GIVEN TASK:
In the notes on mechanical properties of solids below, rewrite the paragraph beginning "When a body is subjected to a deforming force" as a short bulleted list that keeps its main facts.

SELECTED EXTRACT:
[Begin]
MECHANICAL PROPERTIES OF SOLIDS-Notes

Definition of Elasticity

Elasticity is the property of a material by virtue of which it completely regains its original shape and size after the removal of the deforming force, provided the deformation is within certain limits.

In simpler terms, if a body returns to its initial configuration once the applied force is removed, it is said to exhibit elastic behaviour.

Definition of Plasticity

Plasticity is the property of a material by virtue of which it does not regain its original shape and size after the removal of the deforming force.

If a body undergoes permanent deformation even after the external force is removed, it is said to exhibit plastic behaviour.

Stress

When a body is subjected to a deforming force, a restoring force is developed in the body. This restoring force is equal in magnitude but opposite in direction to the applied force. The restoring force per unit area is known as stress.
[End]
PROVIDED RECORDS:
[Begin]
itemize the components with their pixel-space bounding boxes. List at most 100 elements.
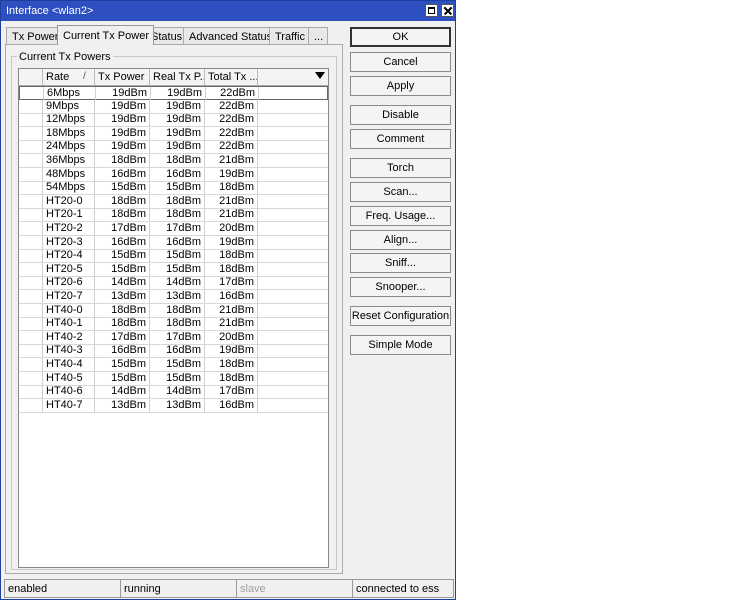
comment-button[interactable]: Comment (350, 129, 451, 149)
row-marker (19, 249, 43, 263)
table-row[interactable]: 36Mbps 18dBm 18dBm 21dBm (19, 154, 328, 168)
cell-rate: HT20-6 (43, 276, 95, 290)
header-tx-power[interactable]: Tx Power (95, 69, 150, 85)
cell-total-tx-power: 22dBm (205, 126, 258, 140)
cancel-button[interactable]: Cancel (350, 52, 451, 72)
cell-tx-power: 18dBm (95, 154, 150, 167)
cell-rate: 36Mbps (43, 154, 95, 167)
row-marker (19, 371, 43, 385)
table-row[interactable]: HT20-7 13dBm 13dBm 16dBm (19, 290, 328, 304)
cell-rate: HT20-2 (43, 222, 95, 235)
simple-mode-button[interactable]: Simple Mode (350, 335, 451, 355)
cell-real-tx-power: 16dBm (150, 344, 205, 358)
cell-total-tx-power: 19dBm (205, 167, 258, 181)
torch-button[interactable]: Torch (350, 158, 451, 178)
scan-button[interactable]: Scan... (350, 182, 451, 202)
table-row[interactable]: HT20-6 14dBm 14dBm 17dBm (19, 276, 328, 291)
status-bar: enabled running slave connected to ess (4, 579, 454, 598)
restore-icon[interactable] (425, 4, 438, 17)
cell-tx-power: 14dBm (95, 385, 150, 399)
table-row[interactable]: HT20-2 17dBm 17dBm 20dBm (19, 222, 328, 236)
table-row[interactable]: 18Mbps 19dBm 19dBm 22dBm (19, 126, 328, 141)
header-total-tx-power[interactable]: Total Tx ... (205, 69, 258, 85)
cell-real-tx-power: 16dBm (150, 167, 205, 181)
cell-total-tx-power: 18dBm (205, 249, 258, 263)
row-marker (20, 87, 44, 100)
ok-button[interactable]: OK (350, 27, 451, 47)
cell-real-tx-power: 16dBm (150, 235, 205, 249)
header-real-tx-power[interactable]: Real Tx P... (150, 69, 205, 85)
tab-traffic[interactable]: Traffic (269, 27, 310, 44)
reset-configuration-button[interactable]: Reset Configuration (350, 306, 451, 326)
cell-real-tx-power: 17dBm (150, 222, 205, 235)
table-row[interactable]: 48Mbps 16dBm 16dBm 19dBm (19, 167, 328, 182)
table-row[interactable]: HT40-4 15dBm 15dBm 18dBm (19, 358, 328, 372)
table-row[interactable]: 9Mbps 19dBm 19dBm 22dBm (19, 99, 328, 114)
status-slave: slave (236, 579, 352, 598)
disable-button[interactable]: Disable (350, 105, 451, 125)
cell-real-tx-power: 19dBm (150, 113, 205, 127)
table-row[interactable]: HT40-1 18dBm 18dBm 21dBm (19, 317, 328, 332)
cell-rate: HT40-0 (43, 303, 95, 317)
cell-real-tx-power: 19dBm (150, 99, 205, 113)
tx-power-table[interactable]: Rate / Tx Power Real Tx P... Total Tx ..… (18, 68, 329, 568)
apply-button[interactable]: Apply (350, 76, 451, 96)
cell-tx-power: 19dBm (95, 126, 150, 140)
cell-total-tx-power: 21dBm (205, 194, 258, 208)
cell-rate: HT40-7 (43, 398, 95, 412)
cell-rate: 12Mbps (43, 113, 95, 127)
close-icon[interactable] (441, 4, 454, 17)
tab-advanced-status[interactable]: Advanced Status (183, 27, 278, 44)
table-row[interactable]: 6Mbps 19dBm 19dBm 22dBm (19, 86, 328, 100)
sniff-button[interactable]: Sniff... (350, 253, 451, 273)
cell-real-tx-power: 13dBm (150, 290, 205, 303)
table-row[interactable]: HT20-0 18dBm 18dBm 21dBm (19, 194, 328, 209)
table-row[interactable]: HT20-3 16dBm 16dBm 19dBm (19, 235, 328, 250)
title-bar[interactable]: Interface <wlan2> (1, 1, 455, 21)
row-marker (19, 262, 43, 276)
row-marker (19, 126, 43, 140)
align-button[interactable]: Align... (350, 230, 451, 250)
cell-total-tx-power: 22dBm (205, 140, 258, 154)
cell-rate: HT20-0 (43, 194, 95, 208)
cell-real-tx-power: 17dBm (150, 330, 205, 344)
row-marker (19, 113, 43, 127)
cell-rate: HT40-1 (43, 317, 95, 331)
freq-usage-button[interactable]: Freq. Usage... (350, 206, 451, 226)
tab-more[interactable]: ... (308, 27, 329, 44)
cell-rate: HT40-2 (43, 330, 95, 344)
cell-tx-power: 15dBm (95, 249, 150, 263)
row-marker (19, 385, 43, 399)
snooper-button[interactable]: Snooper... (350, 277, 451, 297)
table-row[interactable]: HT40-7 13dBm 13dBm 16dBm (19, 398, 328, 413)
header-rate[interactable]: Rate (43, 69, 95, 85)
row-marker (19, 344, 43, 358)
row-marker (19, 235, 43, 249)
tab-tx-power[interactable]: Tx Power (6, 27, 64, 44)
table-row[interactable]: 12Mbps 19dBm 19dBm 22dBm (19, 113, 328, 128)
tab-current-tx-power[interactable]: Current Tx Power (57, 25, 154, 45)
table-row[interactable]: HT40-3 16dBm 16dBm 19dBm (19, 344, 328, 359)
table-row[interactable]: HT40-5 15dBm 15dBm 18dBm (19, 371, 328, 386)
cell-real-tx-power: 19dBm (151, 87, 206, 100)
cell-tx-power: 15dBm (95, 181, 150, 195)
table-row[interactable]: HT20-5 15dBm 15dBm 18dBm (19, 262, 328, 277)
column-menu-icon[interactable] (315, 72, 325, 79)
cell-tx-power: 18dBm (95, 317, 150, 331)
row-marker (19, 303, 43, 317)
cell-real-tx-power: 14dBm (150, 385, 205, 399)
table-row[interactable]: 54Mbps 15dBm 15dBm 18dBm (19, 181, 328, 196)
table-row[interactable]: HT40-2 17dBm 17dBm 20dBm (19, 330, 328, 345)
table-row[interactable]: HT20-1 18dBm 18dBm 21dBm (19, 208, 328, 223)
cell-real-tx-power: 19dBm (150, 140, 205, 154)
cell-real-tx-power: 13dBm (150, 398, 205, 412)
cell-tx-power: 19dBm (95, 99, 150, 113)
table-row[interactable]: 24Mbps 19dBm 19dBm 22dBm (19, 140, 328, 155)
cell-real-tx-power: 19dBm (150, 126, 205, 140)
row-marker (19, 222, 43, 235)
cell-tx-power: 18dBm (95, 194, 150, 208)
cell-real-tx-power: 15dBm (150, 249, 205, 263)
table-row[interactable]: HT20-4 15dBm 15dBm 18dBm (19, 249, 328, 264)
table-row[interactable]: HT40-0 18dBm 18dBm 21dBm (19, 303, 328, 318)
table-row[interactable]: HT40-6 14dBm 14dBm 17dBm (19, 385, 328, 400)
[End]
[Begin]
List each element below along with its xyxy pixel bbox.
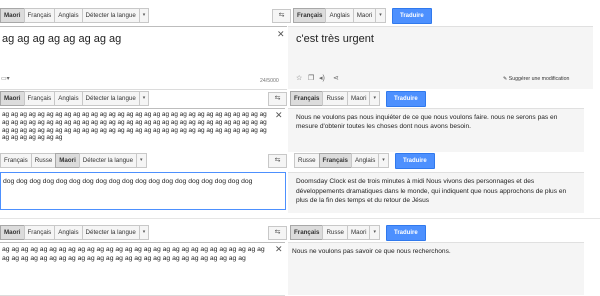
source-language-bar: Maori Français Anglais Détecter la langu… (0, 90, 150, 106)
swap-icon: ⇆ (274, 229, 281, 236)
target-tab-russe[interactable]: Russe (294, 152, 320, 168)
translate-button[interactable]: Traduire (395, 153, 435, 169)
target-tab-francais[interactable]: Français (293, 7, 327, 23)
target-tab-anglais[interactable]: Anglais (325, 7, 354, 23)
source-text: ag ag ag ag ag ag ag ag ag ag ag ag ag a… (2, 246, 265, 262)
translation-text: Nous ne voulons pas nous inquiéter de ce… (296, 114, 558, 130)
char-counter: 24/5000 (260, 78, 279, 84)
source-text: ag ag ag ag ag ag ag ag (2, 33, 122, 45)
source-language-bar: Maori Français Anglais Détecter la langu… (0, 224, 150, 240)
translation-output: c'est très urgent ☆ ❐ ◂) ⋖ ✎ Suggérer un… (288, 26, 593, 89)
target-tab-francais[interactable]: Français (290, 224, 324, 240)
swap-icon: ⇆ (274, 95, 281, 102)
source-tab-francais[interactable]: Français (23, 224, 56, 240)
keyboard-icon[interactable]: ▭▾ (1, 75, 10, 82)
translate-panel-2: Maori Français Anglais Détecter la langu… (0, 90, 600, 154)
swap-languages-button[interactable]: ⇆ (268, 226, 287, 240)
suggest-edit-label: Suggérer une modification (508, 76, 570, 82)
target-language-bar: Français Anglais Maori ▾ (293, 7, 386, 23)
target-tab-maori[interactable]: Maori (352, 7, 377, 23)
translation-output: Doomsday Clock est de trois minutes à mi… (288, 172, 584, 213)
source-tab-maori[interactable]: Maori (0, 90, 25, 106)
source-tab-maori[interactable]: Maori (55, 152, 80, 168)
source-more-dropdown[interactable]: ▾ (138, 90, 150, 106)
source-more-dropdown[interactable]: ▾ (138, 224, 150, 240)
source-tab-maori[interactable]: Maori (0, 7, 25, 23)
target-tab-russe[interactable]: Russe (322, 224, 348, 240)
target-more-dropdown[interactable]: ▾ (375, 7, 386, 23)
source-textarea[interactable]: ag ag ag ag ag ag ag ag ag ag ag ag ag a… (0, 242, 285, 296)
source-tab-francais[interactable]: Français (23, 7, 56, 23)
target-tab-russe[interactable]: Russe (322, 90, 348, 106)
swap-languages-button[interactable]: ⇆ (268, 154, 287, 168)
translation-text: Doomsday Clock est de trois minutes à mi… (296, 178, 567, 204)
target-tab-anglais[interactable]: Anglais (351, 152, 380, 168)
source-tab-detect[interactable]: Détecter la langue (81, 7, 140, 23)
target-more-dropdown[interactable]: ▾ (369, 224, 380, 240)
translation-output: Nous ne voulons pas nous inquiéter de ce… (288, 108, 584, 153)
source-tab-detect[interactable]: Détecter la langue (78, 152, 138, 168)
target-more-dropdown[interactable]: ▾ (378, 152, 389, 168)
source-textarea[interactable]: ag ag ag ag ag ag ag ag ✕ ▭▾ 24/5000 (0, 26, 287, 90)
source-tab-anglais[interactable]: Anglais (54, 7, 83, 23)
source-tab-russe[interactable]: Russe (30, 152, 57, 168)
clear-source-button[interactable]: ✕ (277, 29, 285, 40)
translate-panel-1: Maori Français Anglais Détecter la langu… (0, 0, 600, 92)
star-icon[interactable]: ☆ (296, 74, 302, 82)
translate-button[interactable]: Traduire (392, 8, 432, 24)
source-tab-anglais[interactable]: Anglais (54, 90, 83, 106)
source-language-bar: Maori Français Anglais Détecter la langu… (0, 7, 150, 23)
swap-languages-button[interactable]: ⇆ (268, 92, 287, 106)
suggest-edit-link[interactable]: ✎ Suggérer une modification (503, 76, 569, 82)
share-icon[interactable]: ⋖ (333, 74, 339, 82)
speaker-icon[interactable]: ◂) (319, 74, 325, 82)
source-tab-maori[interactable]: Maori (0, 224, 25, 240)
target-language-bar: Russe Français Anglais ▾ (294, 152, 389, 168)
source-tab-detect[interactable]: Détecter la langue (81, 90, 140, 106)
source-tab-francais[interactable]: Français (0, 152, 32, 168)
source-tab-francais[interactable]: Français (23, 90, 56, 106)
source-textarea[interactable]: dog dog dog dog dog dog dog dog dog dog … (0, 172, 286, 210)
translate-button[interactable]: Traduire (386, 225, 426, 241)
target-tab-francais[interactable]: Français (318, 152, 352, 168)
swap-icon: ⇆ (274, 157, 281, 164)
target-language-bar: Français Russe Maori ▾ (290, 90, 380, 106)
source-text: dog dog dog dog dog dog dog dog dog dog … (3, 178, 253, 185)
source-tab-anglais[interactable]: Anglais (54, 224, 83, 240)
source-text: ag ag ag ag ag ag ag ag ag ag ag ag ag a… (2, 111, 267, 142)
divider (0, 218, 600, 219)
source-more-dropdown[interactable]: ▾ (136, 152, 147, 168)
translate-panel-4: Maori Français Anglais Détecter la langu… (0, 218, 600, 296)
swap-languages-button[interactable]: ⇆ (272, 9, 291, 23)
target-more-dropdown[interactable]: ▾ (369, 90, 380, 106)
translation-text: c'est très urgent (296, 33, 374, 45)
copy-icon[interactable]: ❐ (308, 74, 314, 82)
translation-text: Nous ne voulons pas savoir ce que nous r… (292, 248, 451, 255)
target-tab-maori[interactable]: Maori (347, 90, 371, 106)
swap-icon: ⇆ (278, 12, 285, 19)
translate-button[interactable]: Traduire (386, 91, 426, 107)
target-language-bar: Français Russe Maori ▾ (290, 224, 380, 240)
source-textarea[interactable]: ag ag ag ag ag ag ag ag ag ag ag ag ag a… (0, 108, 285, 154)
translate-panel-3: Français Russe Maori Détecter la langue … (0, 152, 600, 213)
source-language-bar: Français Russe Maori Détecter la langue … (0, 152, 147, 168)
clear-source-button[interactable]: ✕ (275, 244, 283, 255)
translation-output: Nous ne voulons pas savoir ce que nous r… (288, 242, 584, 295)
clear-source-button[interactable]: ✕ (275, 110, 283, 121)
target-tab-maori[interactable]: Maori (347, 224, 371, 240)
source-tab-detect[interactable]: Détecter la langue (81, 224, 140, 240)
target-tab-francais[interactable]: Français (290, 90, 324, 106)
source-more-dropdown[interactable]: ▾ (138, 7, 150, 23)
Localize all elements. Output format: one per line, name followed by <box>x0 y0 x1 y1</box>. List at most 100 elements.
[End]
[Begin]
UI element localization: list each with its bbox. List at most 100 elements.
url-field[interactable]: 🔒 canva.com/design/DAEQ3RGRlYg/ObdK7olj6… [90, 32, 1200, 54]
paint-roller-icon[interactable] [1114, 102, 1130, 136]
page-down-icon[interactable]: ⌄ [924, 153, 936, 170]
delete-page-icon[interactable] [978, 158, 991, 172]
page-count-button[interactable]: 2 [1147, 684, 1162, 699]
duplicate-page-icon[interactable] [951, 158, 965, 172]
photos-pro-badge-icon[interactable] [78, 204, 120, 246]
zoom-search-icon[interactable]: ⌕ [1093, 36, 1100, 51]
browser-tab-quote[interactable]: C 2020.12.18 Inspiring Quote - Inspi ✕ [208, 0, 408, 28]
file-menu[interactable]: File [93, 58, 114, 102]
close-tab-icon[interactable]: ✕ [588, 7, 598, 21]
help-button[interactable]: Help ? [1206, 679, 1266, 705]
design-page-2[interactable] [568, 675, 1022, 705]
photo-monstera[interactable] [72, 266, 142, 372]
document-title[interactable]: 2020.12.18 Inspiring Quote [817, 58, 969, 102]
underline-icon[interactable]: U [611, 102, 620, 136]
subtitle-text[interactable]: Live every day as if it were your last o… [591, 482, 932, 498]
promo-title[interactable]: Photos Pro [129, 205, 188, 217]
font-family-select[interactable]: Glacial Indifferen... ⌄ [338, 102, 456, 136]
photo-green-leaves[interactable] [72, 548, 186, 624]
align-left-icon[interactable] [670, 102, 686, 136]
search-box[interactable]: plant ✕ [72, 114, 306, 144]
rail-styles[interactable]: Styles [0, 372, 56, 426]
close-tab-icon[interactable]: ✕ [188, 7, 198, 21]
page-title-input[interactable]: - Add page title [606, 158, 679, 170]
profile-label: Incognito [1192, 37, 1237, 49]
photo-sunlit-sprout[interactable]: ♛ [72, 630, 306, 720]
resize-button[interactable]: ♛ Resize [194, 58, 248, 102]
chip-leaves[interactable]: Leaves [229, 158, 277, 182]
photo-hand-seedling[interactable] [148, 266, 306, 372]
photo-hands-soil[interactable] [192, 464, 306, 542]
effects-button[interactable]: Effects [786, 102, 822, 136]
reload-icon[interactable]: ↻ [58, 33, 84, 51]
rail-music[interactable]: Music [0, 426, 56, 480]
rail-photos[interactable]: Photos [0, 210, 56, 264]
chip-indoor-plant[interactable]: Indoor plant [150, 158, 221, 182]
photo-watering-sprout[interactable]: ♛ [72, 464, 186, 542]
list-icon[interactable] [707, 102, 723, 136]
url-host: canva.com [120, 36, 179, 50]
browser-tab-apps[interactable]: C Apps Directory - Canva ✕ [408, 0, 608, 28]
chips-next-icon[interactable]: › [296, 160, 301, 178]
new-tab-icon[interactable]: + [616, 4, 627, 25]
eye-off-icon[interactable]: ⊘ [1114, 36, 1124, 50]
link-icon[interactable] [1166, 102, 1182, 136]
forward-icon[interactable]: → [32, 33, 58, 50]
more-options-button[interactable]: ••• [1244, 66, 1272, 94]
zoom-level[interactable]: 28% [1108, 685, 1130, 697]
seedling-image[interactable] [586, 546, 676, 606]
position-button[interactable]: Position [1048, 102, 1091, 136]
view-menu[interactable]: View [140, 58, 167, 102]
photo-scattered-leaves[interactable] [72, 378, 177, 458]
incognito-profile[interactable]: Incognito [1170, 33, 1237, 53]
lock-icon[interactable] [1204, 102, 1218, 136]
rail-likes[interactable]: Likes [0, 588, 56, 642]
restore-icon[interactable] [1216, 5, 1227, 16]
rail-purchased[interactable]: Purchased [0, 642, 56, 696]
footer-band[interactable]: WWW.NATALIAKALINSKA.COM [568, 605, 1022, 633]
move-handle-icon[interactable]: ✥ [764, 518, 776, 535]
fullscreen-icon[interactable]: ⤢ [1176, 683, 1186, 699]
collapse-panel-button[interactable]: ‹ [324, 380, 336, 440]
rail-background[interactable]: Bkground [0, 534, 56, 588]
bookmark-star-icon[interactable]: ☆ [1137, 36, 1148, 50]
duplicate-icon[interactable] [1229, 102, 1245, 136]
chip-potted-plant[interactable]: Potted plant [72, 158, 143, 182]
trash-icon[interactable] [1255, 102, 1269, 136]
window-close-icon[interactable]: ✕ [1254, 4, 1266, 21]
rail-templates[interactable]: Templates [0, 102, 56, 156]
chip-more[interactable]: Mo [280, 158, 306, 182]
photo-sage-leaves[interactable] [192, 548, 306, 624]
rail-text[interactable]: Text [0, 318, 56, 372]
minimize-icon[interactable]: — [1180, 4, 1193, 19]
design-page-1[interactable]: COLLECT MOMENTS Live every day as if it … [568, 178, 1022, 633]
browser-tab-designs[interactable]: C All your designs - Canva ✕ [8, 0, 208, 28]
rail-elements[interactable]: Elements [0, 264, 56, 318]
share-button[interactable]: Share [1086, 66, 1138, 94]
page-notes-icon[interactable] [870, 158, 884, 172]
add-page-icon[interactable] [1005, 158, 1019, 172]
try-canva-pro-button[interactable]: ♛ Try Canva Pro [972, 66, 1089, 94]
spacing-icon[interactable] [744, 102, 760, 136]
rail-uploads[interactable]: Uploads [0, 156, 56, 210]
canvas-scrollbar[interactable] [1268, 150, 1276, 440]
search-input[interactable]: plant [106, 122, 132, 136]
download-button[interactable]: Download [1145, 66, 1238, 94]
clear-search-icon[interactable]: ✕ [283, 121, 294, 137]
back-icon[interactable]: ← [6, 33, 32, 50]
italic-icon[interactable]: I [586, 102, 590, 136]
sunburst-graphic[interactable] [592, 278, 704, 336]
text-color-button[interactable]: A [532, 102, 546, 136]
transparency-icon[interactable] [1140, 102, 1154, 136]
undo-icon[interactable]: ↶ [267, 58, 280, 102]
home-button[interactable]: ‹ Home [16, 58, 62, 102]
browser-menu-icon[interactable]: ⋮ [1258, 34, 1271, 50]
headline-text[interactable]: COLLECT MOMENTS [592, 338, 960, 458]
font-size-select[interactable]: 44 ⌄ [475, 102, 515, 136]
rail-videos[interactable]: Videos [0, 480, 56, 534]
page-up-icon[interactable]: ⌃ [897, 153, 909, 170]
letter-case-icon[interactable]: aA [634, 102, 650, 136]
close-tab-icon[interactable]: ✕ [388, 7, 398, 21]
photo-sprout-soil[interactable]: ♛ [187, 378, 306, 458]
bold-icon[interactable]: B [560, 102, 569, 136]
[End]
ANSWER TO THIS PROBLEM:
- A deforming force on a body produces a restoring force within it.
- The restoring force equals the applied force in magnitude and acts in the opposite direction.
- Stress is the restoring force per unit area.